[Data excerpts]
============================================================
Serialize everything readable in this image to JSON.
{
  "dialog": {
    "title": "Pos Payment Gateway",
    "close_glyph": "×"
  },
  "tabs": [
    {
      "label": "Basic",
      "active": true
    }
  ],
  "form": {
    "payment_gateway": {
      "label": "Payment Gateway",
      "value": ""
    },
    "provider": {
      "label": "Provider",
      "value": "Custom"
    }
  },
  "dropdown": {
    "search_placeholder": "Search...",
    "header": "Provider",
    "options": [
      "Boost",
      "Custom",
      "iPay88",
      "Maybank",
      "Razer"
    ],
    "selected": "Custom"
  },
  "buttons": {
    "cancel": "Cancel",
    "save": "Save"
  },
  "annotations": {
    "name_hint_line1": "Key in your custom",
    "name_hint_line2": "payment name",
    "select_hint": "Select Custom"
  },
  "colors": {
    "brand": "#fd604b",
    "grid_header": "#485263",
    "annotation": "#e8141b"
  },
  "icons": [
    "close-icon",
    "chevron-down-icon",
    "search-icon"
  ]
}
============================================================
- Problem description
Reproduce the material above exactly; please quote every line of it.

- Answer in full
Serialize everything readable in this image to JSON.
{
  "dialog": {
    "title": "Pos Payment Gateway",
    "close_glyph": "×"
  },
  "tabs": [
    {
      "label": "Basic",
      "active": true
    }
  ],
  "form": {
    "payment_gateway": {
      "label": "Payment Gateway",
      "value": ""
    },
    "provider": {
      "label": "Provider",
      "value": "Custom"
    }
  },
  "dropdown": {
    "search_placeholder": "Search...",
    "header": "Provider",
    "options": [
      "Boost",
      "Custom",
      "iPay88",
      "Maybank",
      "Razer"
    ],
    "selected": "Custom"
  },
  "buttons": {
    "cancel": "Cancel",
    "save": "Save"
  },
  "annotations": {
    "name_hint_line1": "Key in your custom",
    "name_hint_line2": "payment name",
    "select_hint": "Select Custom"
  },
  "colors": {
    "brand": "#fd604b",
    "grid_header": "#485263",
    "annotation": "#e8141b"
  },
  "icons": [
    "close-icon",
    "chevron-down-icon",
    "search-icon"
  ]
}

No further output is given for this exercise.